Search the material for the string "color" and copy each line where it occurs.

=-=-=-=-=

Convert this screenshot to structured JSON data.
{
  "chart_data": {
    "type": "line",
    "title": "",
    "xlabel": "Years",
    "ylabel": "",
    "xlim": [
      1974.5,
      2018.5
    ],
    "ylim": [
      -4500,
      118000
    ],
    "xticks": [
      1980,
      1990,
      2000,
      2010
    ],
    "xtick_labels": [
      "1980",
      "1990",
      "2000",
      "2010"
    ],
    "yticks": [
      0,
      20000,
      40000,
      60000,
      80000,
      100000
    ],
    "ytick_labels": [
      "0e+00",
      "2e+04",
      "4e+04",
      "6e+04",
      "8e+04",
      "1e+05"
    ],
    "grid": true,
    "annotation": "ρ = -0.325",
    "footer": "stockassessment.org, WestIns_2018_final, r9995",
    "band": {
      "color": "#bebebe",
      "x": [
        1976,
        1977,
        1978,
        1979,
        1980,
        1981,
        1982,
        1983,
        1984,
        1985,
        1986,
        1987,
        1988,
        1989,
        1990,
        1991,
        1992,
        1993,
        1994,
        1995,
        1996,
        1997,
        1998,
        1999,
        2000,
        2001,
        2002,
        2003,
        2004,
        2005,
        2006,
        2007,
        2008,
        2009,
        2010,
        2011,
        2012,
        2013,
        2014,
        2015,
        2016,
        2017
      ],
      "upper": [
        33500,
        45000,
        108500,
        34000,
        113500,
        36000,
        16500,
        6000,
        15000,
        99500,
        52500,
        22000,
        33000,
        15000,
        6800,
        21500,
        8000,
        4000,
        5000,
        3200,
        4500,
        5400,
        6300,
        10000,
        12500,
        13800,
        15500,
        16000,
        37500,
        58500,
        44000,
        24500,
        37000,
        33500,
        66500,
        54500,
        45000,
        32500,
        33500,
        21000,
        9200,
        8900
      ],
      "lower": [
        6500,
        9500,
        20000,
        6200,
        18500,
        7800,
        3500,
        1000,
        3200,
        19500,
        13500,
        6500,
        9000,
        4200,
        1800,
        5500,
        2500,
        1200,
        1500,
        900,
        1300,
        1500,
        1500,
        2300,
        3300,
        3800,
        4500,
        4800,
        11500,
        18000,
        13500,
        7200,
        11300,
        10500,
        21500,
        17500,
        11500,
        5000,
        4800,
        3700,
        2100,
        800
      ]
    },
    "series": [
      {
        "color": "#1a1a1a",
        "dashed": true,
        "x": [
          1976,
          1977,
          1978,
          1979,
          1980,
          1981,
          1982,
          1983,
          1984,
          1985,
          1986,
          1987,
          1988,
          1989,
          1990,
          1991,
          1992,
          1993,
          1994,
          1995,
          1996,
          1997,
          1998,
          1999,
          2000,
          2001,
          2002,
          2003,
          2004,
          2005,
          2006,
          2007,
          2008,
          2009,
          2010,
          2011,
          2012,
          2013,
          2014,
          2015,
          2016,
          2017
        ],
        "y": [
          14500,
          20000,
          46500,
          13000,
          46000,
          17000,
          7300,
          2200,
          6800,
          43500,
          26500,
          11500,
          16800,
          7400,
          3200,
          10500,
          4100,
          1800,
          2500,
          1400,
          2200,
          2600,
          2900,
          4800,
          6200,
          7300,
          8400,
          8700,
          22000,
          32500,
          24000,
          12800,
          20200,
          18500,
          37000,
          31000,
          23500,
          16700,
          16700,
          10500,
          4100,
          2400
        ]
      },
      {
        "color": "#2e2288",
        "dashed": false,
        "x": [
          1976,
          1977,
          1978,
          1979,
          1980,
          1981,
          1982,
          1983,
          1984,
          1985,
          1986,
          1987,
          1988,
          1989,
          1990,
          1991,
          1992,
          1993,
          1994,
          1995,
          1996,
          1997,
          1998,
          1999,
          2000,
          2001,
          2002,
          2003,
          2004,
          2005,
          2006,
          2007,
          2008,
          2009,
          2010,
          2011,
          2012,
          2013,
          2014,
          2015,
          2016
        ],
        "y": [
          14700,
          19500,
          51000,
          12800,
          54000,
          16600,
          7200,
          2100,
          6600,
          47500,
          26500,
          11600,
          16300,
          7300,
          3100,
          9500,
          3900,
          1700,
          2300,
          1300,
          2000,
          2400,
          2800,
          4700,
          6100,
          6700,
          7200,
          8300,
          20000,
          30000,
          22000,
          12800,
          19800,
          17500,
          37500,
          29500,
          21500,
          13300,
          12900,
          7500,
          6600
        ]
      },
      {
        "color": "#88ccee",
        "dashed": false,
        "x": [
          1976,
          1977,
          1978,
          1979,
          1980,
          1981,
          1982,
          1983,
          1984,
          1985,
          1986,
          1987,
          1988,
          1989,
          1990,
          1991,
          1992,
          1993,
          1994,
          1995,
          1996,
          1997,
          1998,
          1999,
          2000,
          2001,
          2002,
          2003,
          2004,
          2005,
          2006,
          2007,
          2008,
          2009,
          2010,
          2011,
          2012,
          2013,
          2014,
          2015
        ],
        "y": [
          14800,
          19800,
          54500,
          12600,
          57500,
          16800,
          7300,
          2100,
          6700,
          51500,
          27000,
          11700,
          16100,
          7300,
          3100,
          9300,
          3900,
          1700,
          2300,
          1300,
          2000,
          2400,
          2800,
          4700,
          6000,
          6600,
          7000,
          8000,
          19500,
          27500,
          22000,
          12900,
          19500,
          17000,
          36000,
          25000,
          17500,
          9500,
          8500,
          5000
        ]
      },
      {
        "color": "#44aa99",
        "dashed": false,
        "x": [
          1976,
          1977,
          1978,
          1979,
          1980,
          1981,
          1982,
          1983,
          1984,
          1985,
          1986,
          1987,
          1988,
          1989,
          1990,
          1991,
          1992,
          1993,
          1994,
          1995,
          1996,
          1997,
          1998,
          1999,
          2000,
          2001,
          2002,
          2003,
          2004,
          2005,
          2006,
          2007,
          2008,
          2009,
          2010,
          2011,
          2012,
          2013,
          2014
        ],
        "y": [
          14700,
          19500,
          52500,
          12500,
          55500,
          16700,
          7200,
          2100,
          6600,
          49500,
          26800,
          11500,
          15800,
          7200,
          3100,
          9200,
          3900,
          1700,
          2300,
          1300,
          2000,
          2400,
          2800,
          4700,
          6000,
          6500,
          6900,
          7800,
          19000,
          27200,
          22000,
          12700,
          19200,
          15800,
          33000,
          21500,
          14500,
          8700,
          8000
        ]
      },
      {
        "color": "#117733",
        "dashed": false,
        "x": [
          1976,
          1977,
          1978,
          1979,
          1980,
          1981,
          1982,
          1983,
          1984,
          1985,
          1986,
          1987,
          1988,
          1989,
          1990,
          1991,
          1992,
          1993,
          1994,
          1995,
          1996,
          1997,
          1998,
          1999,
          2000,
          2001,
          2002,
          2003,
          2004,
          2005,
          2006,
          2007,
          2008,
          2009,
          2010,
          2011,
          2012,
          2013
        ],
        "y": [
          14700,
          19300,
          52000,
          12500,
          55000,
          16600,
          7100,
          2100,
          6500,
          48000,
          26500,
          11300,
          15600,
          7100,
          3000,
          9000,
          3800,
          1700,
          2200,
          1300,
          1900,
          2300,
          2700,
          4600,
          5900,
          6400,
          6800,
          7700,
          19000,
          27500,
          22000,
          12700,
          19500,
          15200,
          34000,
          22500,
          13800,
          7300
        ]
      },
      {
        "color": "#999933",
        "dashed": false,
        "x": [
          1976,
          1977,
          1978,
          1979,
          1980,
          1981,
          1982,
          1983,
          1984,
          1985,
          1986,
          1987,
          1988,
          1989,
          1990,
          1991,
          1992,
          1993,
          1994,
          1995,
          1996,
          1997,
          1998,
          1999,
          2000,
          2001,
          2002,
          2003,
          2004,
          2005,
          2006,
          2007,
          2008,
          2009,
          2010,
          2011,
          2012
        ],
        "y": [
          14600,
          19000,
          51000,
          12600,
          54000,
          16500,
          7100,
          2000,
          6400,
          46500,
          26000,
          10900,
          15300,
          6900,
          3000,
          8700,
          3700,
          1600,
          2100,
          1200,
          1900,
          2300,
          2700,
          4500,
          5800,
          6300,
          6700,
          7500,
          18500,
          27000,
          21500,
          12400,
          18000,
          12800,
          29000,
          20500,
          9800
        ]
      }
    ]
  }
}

=-=-=-=-=

**RESPONSE TO THIS TASK**
      "color": "#bebebe",
        "color": "#1a1a1a",
        "color": "#2e2288",
        "color": "#88ccee",
        "color": "#44aa99",
        "color": "#117733",
        "color": "#999933",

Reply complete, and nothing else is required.